**DIRECTION:** Format the records as a numbered list, one line per entry, with blank lines left out and the pictures omitted from the answer.

**INFORMATION SUPPLIED:**

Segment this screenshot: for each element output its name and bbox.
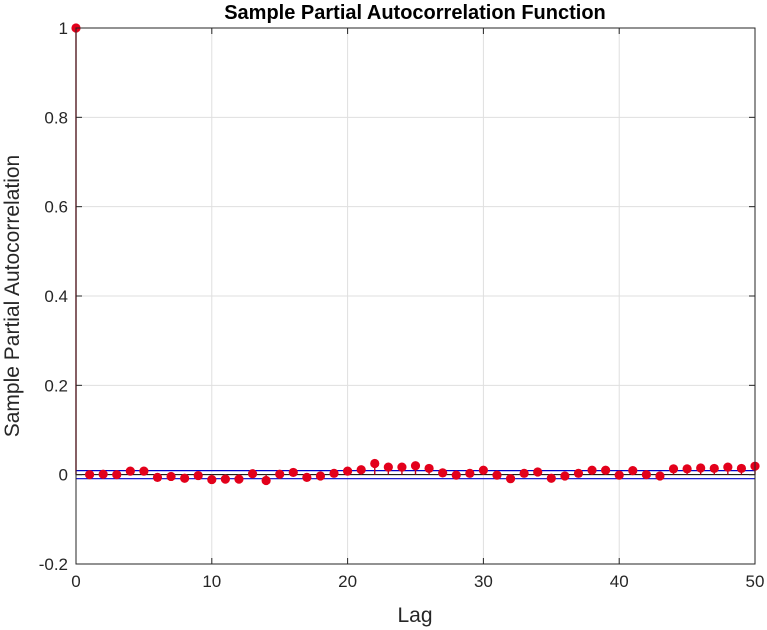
pacf-point xyxy=(383,462,393,472)
pacf-point xyxy=(736,463,747,474)
pacf-point xyxy=(275,469,285,479)
pacf-point xyxy=(505,474,516,484)
y-tick-label: 0.4 xyxy=(44,287,68,306)
pacf-point xyxy=(397,462,407,472)
pacf-point xyxy=(193,470,203,481)
pacf-point xyxy=(207,474,217,485)
pacf-point xyxy=(614,470,624,480)
pacf-point xyxy=(655,471,665,481)
pacf-point xyxy=(451,470,461,480)
y-tick-label: -0.2 xyxy=(39,555,68,574)
pacf-point xyxy=(519,468,529,478)
pacf-point xyxy=(356,465,366,475)
pacf-point xyxy=(261,475,271,486)
pacf-point xyxy=(410,461,421,471)
pacf-point xyxy=(560,471,570,481)
pacf-point xyxy=(709,463,719,474)
x-tick-label: 0 xyxy=(71,572,80,591)
pacf-point xyxy=(152,472,163,482)
pacf-point xyxy=(302,472,312,482)
pacf-point xyxy=(546,473,556,483)
pacf-point xyxy=(682,464,692,474)
pacf-point xyxy=(329,468,339,478)
pacf-point xyxy=(288,467,298,478)
y-tick-label: 0.8 xyxy=(44,108,68,127)
pacf-point xyxy=(465,468,475,478)
pacf-point xyxy=(370,458,380,469)
y-tick-label: 1 xyxy=(59,19,68,38)
x-tick-label: 40 xyxy=(610,572,629,591)
pacf-point xyxy=(98,469,108,479)
pacf-point xyxy=(220,474,230,484)
pacf-point xyxy=(84,470,95,480)
y-tick-label: 0.6 xyxy=(44,198,68,217)
pacf-point xyxy=(438,468,448,478)
pacf-point xyxy=(139,466,149,476)
pacf-point xyxy=(180,473,190,483)
x-axis-label: Lag xyxy=(397,604,432,627)
chart-title: Sample Partial Autocorrelation Function xyxy=(224,2,606,24)
pacf-point xyxy=(125,466,135,476)
x-tick-labels: 0 10 20 30 40 50 xyxy=(71,28,764,591)
x-tick-label: 50 xyxy=(746,572,765,591)
y-tick-label: 0 xyxy=(59,466,68,485)
pacf-point xyxy=(533,467,543,477)
pacf-point xyxy=(668,464,679,474)
pacf-point xyxy=(166,471,176,482)
pacf-point xyxy=(234,474,244,484)
pacf-point xyxy=(723,462,733,472)
pacf-point xyxy=(478,465,488,475)
pacf-point xyxy=(601,465,611,475)
x-tick-label: 30 xyxy=(474,572,493,591)
y-tick-labels: -0.2 0 0.2 0.4 0.6 0.8 1 xyxy=(39,19,755,574)
x-tick-label: 20 xyxy=(338,572,357,591)
pacf-point xyxy=(247,469,258,479)
pacf-point xyxy=(587,465,597,475)
y-axis-label: Sample Partial Autocorrelation xyxy=(1,155,24,438)
pacf-point xyxy=(112,470,122,480)
pacf-point xyxy=(573,468,584,478)
pacf-point xyxy=(492,470,502,480)
pacf-point xyxy=(343,466,353,476)
x-tick-label: 10 xyxy=(202,572,221,591)
markers xyxy=(71,23,760,486)
pacf-point xyxy=(696,463,706,473)
pacf-point xyxy=(628,466,638,476)
y-tick-label: 0.2 xyxy=(44,376,68,395)
pacf-point xyxy=(315,471,326,481)
pacf-point xyxy=(641,470,651,480)
pacf-point xyxy=(424,463,434,474)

**EXERCISE OUTPUT:**
1. Segment this screenshot: for each element output its name and bbox.
2. pacf-point xyxy=(383,462,393,472)
3. pacf-point xyxy=(736,463,747,474)
4. pacf-point xyxy=(275,469,285,479)
5. pacf-point xyxy=(505,474,516,484)
6. y-tick-label: 0.4 xyxy=(44,287,68,306)
7. pacf-point xyxy=(397,462,407,472)
8. pacf-point xyxy=(193,470,203,481)
9. pacf-point xyxy=(207,474,217,485)
10. pacf-point xyxy=(614,470,624,480)
11. pacf-point xyxy=(655,471,665,481)
12. pacf-point xyxy=(451,470,461,480)
13. y-tick-label: -0.2 xyxy=(39,555,68,574)
14. pacf-point xyxy=(519,468,529,478)
15. pacf-point xyxy=(356,465,366,475)
16. pacf-point xyxy=(261,475,271,486)
17. pacf-point xyxy=(410,461,421,471)
18. pacf-point xyxy=(560,471,570,481)
19. pacf-point xyxy=(709,463,719,474)
20. x-tick-label: 0 xyxy=(71,572,80,591)
21. pacf-point xyxy=(152,472,163,482)
22. pacf-point xyxy=(302,472,312,482)
23. pacf-point xyxy=(546,473,556,483)
24. pacf-point xyxy=(682,464,692,474)
25. pacf-point xyxy=(329,468,339,478)
26. pacf-point xyxy=(288,467,298,478)
27. y-tick-label: 0.8 xyxy=(44,108,68,127)
28. pacf-point xyxy=(465,468,475,478)
29. pacf-point xyxy=(370,458,380,469)
30. y-tick-label: 1 xyxy=(59,19,68,38)
31. x-tick-label: 40 xyxy=(610,572,629,591)
32. pacf-point xyxy=(98,469,108,479)
33. pacf-point xyxy=(220,474,230,484)
34. pacf-point xyxy=(84,470,95,480)
35. y-tick-label: 0.6 xyxy=(44,198,68,217)
36. pacf-point xyxy=(438,468,448,478)
37. pacf-point xyxy=(139,466,149,476)
38. pacf-point xyxy=(180,473,190,483)
39. x-axis-label: Lag xyxy=(397,604,432,627)
40. chart-title: Sample Partial Autocorrelation Function xyxy=(224,2,606,24)
41. pacf-point xyxy=(125,466,135,476)
42. x-tick-labels: 0 10 20 30 40 50 xyxy=(71,28,764,591)
43. x-tick-label: 50 xyxy=(746,572,765,591)
44. y-tick-label: 0 xyxy=(59,466,68,485)
45. pacf-point xyxy=(533,467,543,477)
46. pacf-point xyxy=(668,464,679,474)
47. pacf-point xyxy=(166,471,176,482)
48. pacf-point xyxy=(234,474,244,484)
49. pacf-point xyxy=(723,462,733,472)
50. pacf-point xyxy=(478,465,488,475)
51. pacf-point xyxy=(601,465,611,475)
52. x-tick-label: 30 xyxy=(474,572,493,591)
53. y-tick-labels: -0.2 0 0.2 0.4 0.6 0.8 1 xyxy=(39,19,755,574)
54. x-tick-label: 20 xyxy=(338,572,357,591)
55. pacf-point xyxy=(247,469,258,479)
56. pacf-point xyxy=(587,465,597,475)
57. y-axis-label: Sample Partial Autocorrelation xyxy=(1,155,24,438)
58. pacf-point xyxy=(112,470,122,480)
59. pacf-point xyxy=(573,468,584,478)
60. pacf-point xyxy=(492,470,502,480)
61. pacf-point xyxy=(343,466,353,476)
62. x-tick-label: 10 xyxy=(202,572,221,591)
63. markers xyxy=(71,23,760,486)
64. pacf-point xyxy=(696,463,706,473)
65. pacf-point xyxy=(628,466,638,476)
66. y-tick-label: 0.2 xyxy=(44,376,68,395)
67. pacf-point xyxy=(315,471,326,481)
68. pacf-point xyxy=(641,470,651,480)
69. pacf-point xyxy=(424,463,434,474)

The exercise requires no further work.